_YOUR INSTRUCTIONS:_
In these records, how many lines contain "DOTA"? Please reply with the number only.
DATA TO EXAMINE Block Start
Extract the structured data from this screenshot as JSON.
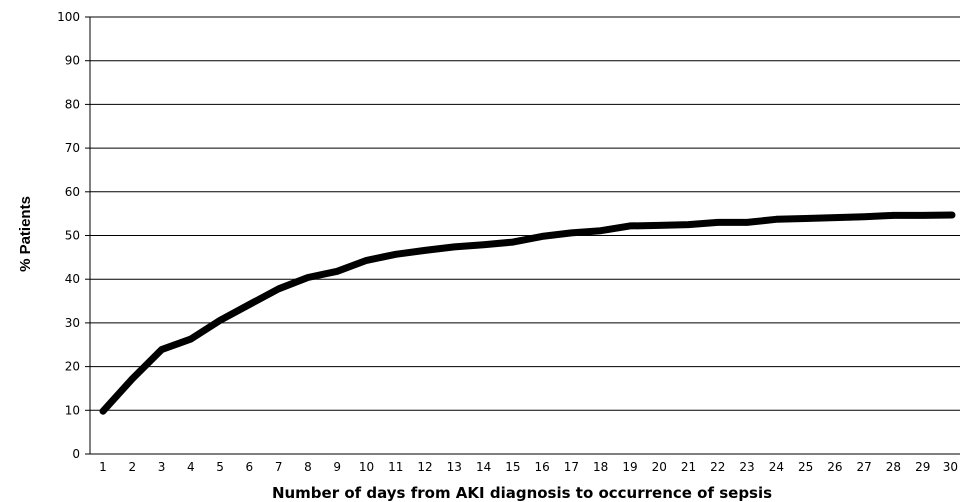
{
  "chart_data": {
    "type": "line",
    "title": "",
    "xlabel": "Number of days from AKI diagnosis to occurrence of sepsis",
    "ylabel": "% Patients",
    "ylim": [
      0,
      100
    ],
    "yticks": [
      0,
      10,
      20,
      30,
      40,
      50,
      60,
      70,
      80,
      90,
      100
    ],
    "grid": "horizontal",
    "x": [
      1,
      2,
      3,
      4,
      5,
      6,
      7,
      8,
      9,
      10,
      11,
      12,
      13,
      14,
      15,
      16,
      17,
      18,
      19,
      20,
      21,
      22,
      23,
      24,
      25,
      26,
      27,
      28,
      29,
      30
    ],
    "series": [
      {
        "color": "#000000",
        "values": [
          9.8,
          17.2,
          23.9,
          26.3,
          30.6,
          34.2,
          37.8,
          40.4,
          41.8,
          44.3,
          45.7,
          46.6,
          47.4,
          47.9,
          48.5,
          49.8,
          50.6,
          51.1,
          52.2,
          52.3,
          52.5,
          53.0,
          53.0,
          53.7,
          53.9,
          54.1,
          54.3,
          54.6,
          54.6,
          54.7
        ]
      }
    ]
  }
}
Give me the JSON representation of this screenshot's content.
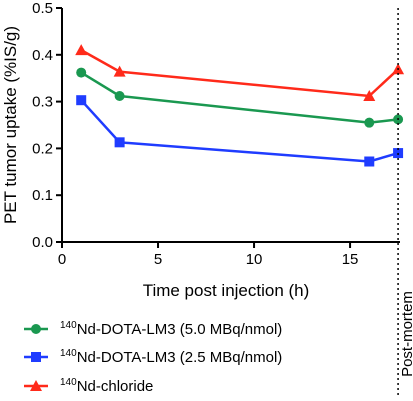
{
  "chart_data": {
    "type": "line",
    "xlabel": "Time post injection (h)",
    "ylabel": "PET tumor uptake (%IS/g)",
    "xlim": [
      0,
      17.6
    ],
    "ylim": [
      0,
      0.5
    ],
    "x_ticks": [
      "0",
      "5",
      "10",
      "15"
    ],
    "y_ticks": [
      "0.0",
      "0.1",
      "0.2",
      "0.3",
      "0.4",
      "0.5"
    ],
    "annotation": "Post-mortem",
    "legend_position": "bottom",
    "series": [
      {
        "name_sup": "140",
        "name": "Nd-DOTA-LM3 (5.0 MBq/nmol)",
        "color": "#1a9850",
        "marker": "circle",
        "x": [
          1,
          3,
          16,
          17.5
        ],
        "y": [
          0.362,
          0.312,
          0.255,
          0.262
        ]
      },
      {
        "name_sup": "140",
        "name": "Nd-DOTA-LM3 (2.5 MBq/nmol)",
        "color": "#1f3cff",
        "marker": "square",
        "x": [
          1,
          3,
          16,
          17.5
        ],
        "y": [
          0.303,
          0.213,
          0.172,
          0.19
        ]
      },
      {
        "name_sup": "140",
        "name": "Nd-chloride",
        "color": "#ff2a1a",
        "marker": "triangle",
        "x": [
          1,
          3,
          16,
          17.5
        ],
        "y": [
          0.41,
          0.364,
          0.312,
          0.369
        ]
      }
    ]
  }
}
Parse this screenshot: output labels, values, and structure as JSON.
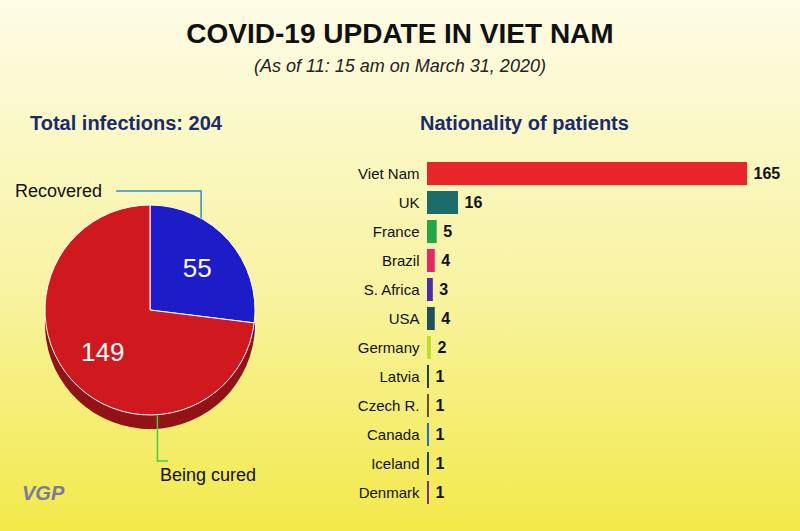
{
  "title": "COVID-19 UPDATE IN VIET NAM",
  "subtitle": "(As of 11: 15 am on March 31, 2020)",
  "credit": "VGP",
  "chart_data": [
    {
      "type": "pie",
      "title": "Total infections: 204",
      "categories": [
        "Recovered",
        "Being cured"
      ],
      "values": [
        55,
        149
      ],
      "colors": [
        "#1c1cc8",
        "#d0191e"
      ],
      "data_labels": true
    },
    {
      "type": "bar",
      "title": "Nationality of patients",
      "orientation": "horizontal",
      "categories": [
        "Viet Nam",
        "UK",
        "France",
        "Brazil",
        "S. Africa",
        "USA",
        "Germany",
        "Latvia",
        "Czech R.",
        "Canada",
        "Iceland",
        "Denmark"
      ],
      "values": [
        165,
        16,
        5,
        4,
        3,
        4,
        2,
        1,
        1,
        1,
        1,
        1
      ],
      "colors": [
        "#e8262a",
        "#1d6b6b",
        "#22a64a",
        "#e8256b",
        "#4a2bb0",
        "#1d4f5f",
        "#b8e02a",
        "#12401a",
        "#6b4a30",
        "#1a6ad0",
        "#1a3a6a",
        "#7a2a9a"
      ],
      "xlim": [
        0,
        165
      ],
      "tick_labels": "y",
      "grid": false,
      "data_labels": true
    }
  ]
}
DATA TO EXAMINE Block End
_SOLUTION FOR THIS PROBLEM:_
2